=== TASK DETAILS ===
Pull every line that holds the word "xlabel" from the entries.

─── EXERCISE INPUTS ───

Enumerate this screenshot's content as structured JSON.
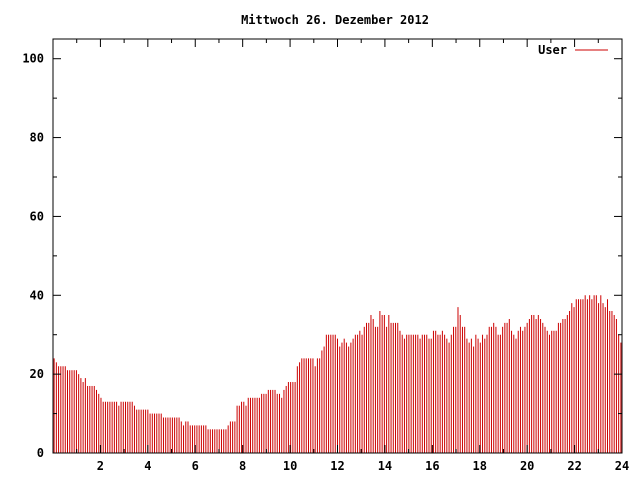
{
  "chart_data": {
    "type": "bar",
    "title": "Mittwoch 26. Dezember 2012",
    "xlabel": "",
    "ylabel": "",
    "xlim": [
      0,
      24
    ],
    "ylim": [
      0,
      105
    ],
    "xticks": [
      "2",
      "4",
      "6",
      "8",
      "10",
      "12",
      "14",
      "16",
      "18",
      "20",
      "22",
      "24"
    ],
    "yticks": [
      "0",
      "20",
      "40",
      "60",
      "80",
      "100"
    ],
    "grid": false,
    "legend": "top-right",
    "series": [
      {
        "name": "User",
        "color": "#cc0000",
        "values": [
          24,
          23,
          22,
          22,
          22,
          22,
          21,
          21,
          21,
          21,
          21,
          20,
          19,
          18,
          19,
          17,
          17,
          17,
          17,
          16,
          15,
          14,
          13,
          13,
          13,
          13,
          13,
          13,
          13,
          12,
          13,
          13,
          13,
          13,
          13,
          13,
          12,
          11,
          11,
          11,
          11,
          11,
          11,
          10,
          10,
          10,
          10,
          10,
          10,
          9,
          9,
          9,
          9,
          9,
          9,
          9,
          9,
          8,
          7,
          8,
          8,
          7,
          7,
          7,
          7,
          7,
          7,
          7,
          7,
          6,
          6,
          6,
          6,
          6,
          6,
          6,
          6,
          6,
          7,
          8,
          8,
          8,
          12,
          12,
          13,
          13,
          12,
          14,
          14,
          14,
          14,
          14,
          14,
          15,
          15,
          15,
          16,
          16,
          16,
          16,
          15,
          15,
          14,
          16,
          17,
          18,
          18,
          18,
          18,
          22,
          23,
          24,
          24,
          24,
          24,
          24,
          24,
          22,
          24,
          24,
          26,
          27,
          30,
          30,
          30,
          30,
          30,
          29,
          27,
          28,
          29,
          28,
          27,
          28,
          29,
          30,
          30,
          31,
          30,
          32,
          33,
          33,
          35,
          34,
          32,
          32,
          36,
          35,
          35,
          32,
          35,
          33,
          33,
          33,
          33,
          31,
          30,
          29,
          30,
          30,
          30,
          30,
          30,
          30,
          29,
          30,
          30,
          30,
          29,
          29,
          31,
          31,
          30,
          30,
          31,
          30,
          29,
          28,
          30,
          32,
          32,
          37,
          35,
          32,
          32,
          29,
          28,
          29,
          27,
          30,
          29,
          28,
          30,
          29,
          30,
          32,
          32,
          33,
          32,
          30,
          30,
          32,
          33,
          33,
          34,
          31,
          30,
          29,
          31,
          32,
          31,
          32,
          33,
          34,
          35,
          35,
          34,
          35,
          34,
          33,
          32,
          31,
          30,
          31,
          31,
          31,
          33,
          33,
          34,
          34,
          35,
          36,
          38,
          37,
          39,
          39,
          39,
          39,
          40,
          39,
          40,
          39,
          40,
          40,
          38,
          40,
          38,
          37,
          39,
          36,
          36,
          35,
          34,
          30,
          28
        ]
      }
    ]
  }
}
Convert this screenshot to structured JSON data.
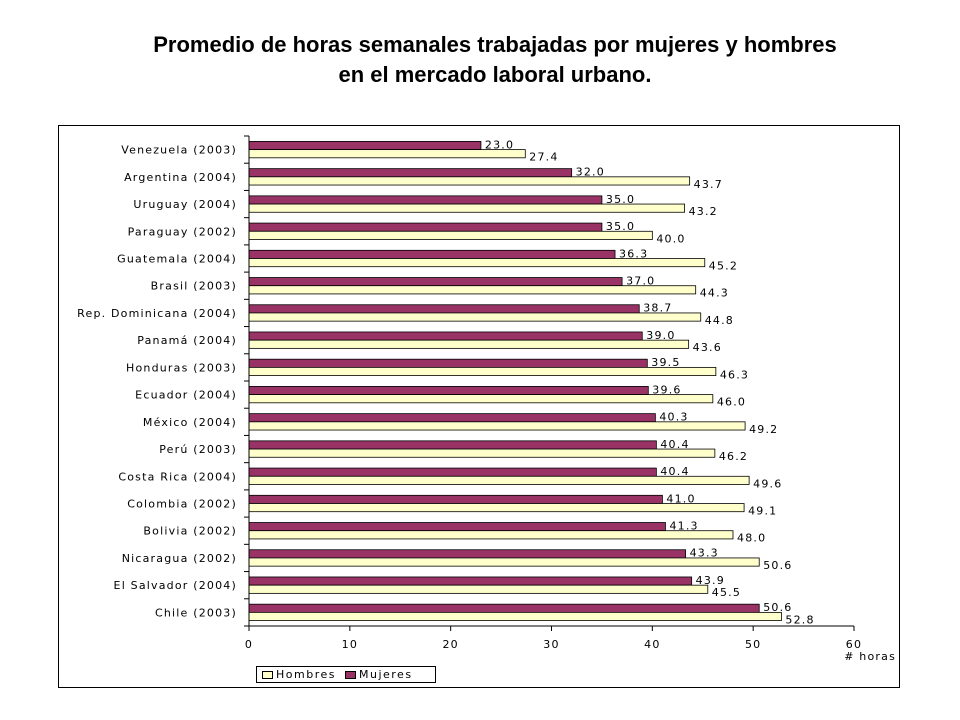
{
  "title": {
    "line1": "Promedio de horas semanales trabajadas por mujeres y hombres",
    "line2": "en el mercado laboral urbano."
  },
  "chart_data": {
    "type": "bar",
    "orientation": "horizontal",
    "categories": [
      "Venezuela (2003)",
      "Argentina (2004)",
      "Uruguay (2004)",
      "Paraguay (2002)",
      "Guatemala (2004)",
      "Brasil (2003)",
      "Rep. Dominicana (2004)",
      "Panamá (2004)",
      "Honduras (2003)",
      "Ecuador (2004)",
      "México (2004)",
      "Perú (2003)",
      "Costa Rica (2004)",
      "Colombia (2002)",
      "Bolivia (2002)",
      "Nicaragua (2002)",
      "El Salvador (2004)",
      "Chile (2003)"
    ],
    "series": [
      {
        "name": "Mujeres",
        "color": "#993366",
        "values": [
          23.0,
          32.0,
          35.0,
          35.0,
          36.3,
          37.0,
          38.7,
          39.0,
          39.5,
          39.6,
          40.3,
          40.4,
          40.4,
          41.0,
          41.3,
          43.3,
          43.9,
          50.6
        ],
        "labels": [
          "23.0",
          "32.0",
          "35.0",
          "35.0",
          "36.3",
          "37.0",
          "38.7",
          "39.0",
          "39.5",
          "39.6",
          "40.3",
          "40.4",
          "40.4",
          "41.0",
          "41.3",
          "43.3",
          "43.9",
          "50.6"
        ]
      },
      {
        "name": "Hombres",
        "color": "#FFFFCC",
        "values": [
          27.4,
          43.7,
          43.2,
          40.0,
          45.2,
          44.3,
          44.8,
          43.6,
          46.3,
          46.0,
          49.2,
          46.2,
          49.6,
          49.1,
          48.0,
          50.6,
          45.5,
          52.8
        ],
        "labels": [
          "27.4",
          "43.7",
          "43.2",
          "40.0",
          "45.2",
          "44.3",
          "44.8",
          "43.6",
          "46.3",
          "46.0",
          "49.2",
          "46.2",
          "49.6",
          "49.1",
          "48.0",
          "50.6",
          "45.5",
          "52.8"
        ]
      }
    ],
    "xlim": [
      0,
      60
    ],
    "xticks": [
      "0",
      "10",
      "20",
      "30",
      "40",
      "50",
      "60"
    ],
    "xlabel": "# horas",
    "ylabel": "",
    "grid": false,
    "legend": {
      "placement": "bottom",
      "entries": [
        "Hombres",
        "Mujeres"
      ]
    }
  }
}
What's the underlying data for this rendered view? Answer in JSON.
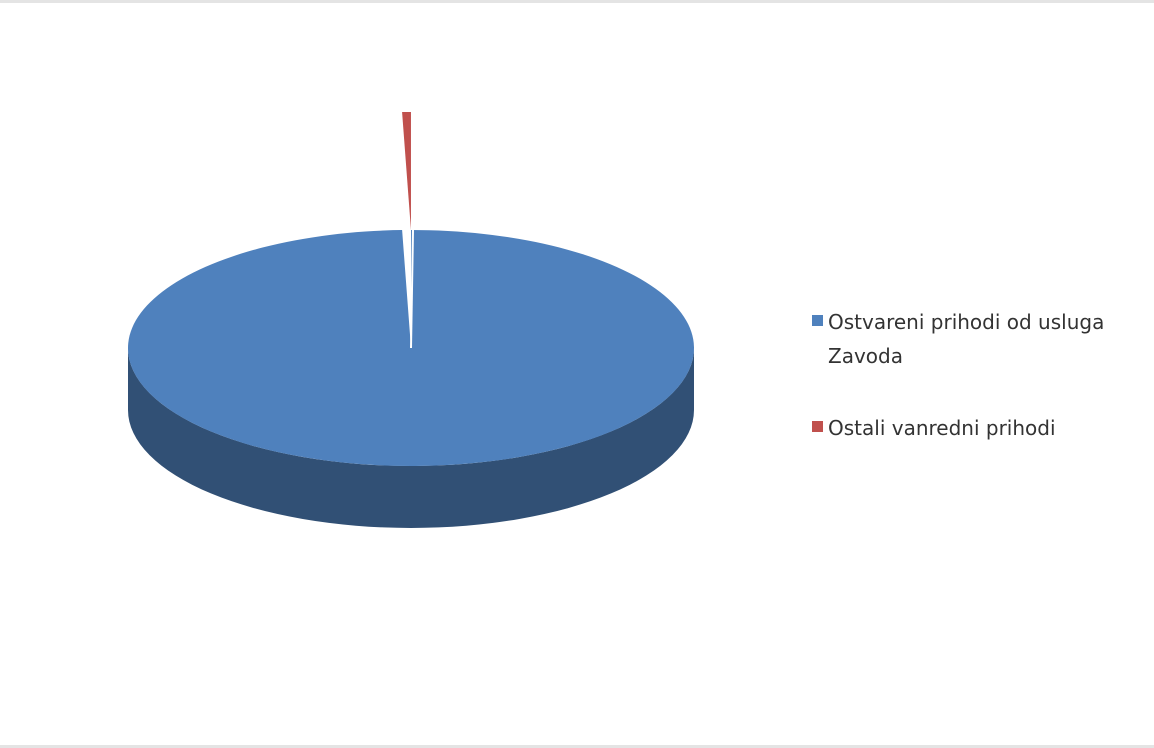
{
  "chart_data": {
    "type": "pie",
    "style": "3d",
    "title": "",
    "legend_position": "right",
    "slices": [
      {
        "label": "Ostvareni prihodi od usluga Zavoda",
        "value": 99.5,
        "color": "#4f81bd"
      },
      {
        "label": "Ostali vanredni prihodi",
        "value": 0.5,
        "color": "#c0504d",
        "exploded": true
      }
    ]
  },
  "legend": {
    "items": [
      {
        "label": "Ostvareni prihodi od usluga Zavoda",
        "color": "#4f81bd"
      },
      {
        "label": "Ostali vanredni prihodi",
        "color": "#c0504d"
      }
    ]
  }
}
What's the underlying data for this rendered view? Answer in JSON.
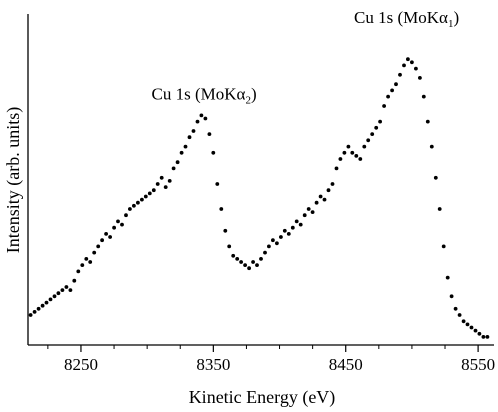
{
  "chart_data": {
    "type": "scatter",
    "xlabel": "Kinetic Energy (eV)",
    "ylabel": "Intensity (arb. units)",
    "xlim": [
      8210,
      8562
    ],
    "ylim": [
      0,
      1
    ],
    "xticks": [
      "8250",
      "8350",
      "8450",
      "8550"
    ],
    "xtick_values": [
      8250,
      8350,
      8450,
      8550
    ],
    "yticks_shown": false,
    "grid": false,
    "marker_color": "#000000",
    "annotations": [
      {
        "text": "Cu 1s (MoKα",
        "sub": "2",
        "close": ")",
        "x": 8343,
        "y": 0.745
      },
      {
        "text": "Cu 1s (MoKα",
        "sub": "1",
        "close": ")",
        "x": 8496,
        "y": 0.99
      }
    ],
    "series": [
      {
        "x": [
          8212,
          8215,
          8218,
          8221,
          8224,
          8227,
          8230,
          8233,
          8236,
          8239,
          8242,
          8245,
          8248,
          8251,
          8254,
          8257,
          8260,
          8263,
          8266,
          8269,
          8272,
          8275,
          8278,
          8281,
          8284,
          8287,
          8290,
          8293,
          8296,
          8299,
          8302,
          8305,
          8308,
          8311,
          8314,
          8317,
          8320,
          8323,
          8326,
          8329,
          8332,
          8335,
          8338,
          8341,
          8344,
          8347,
          8350,
          8353,
          8356,
          8359,
          8362,
          8365,
          8368,
          8371,
          8374,
          8377,
          8380,
          8383,
          8386,
          8389,
          8392,
          8395,
          8398,
          8401,
          8404,
          8407,
          8410,
          8413,
          8416,
          8419,
          8422,
          8425,
          8428,
          8431,
          8434,
          8437,
          8440,
          8443,
          8446,
          8449,
          8452,
          8455,
          8458,
          8461,
          8464,
          8467,
          8470,
          8473,
          8476,
          8479,
          8482,
          8485,
          8488,
          8491,
          8494,
          8497,
          8500,
          8503,
          8506,
          8509,
          8512,
          8515,
          8518,
          8521,
          8524,
          8527,
          8530,
          8533,
          8536,
          8539,
          8542,
          8545,
          8548,
          8551,
          8554,
          8557
        ],
        "values": [
          0.08,
          0.09,
          0.1,
          0.11,
          0.12,
          0.13,
          0.14,
          0.15,
          0.16,
          0.17,
          0.16,
          0.19,
          0.22,
          0.24,
          0.26,
          0.25,
          0.28,
          0.3,
          0.32,
          0.34,
          0.33,
          0.36,
          0.38,
          0.37,
          0.4,
          0.42,
          0.43,
          0.44,
          0.45,
          0.46,
          0.47,
          0.48,
          0.5,
          0.52,
          0.49,
          0.51,
          0.55,
          0.57,
          0.6,
          0.62,
          0.65,
          0.67,
          0.7,
          0.72,
          0.71,
          0.66,
          0.6,
          0.5,
          0.42,
          0.35,
          0.3,
          0.27,
          0.26,
          0.25,
          0.24,
          0.23,
          0.25,
          0.24,
          0.26,
          0.28,
          0.3,
          0.32,
          0.31,
          0.33,
          0.35,
          0.34,
          0.36,
          0.38,
          0.37,
          0.4,
          0.42,
          0.41,
          0.44,
          0.46,
          0.45,
          0.48,
          0.5,
          0.55,
          0.58,
          0.6,
          0.62,
          0.6,
          0.59,
          0.58,
          0.62,
          0.64,
          0.66,
          0.68,
          0.7,
          0.75,
          0.78,
          0.8,
          0.82,
          0.85,
          0.88,
          0.9,
          0.89,
          0.87,
          0.84,
          0.78,
          0.7,
          0.62,
          0.52,
          0.42,
          0.3,
          0.2,
          0.14,
          0.1,
          0.08,
          0.06,
          0.05,
          0.04,
          0.03,
          0.02,
          0.01,
          0.01
        ]
      }
    ]
  }
}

───

=== EXERCISE RESULT ===
    "xlabel": "",
    "xlabel": "# horas",
    "xlabel": "Kinetic Energy (eV)",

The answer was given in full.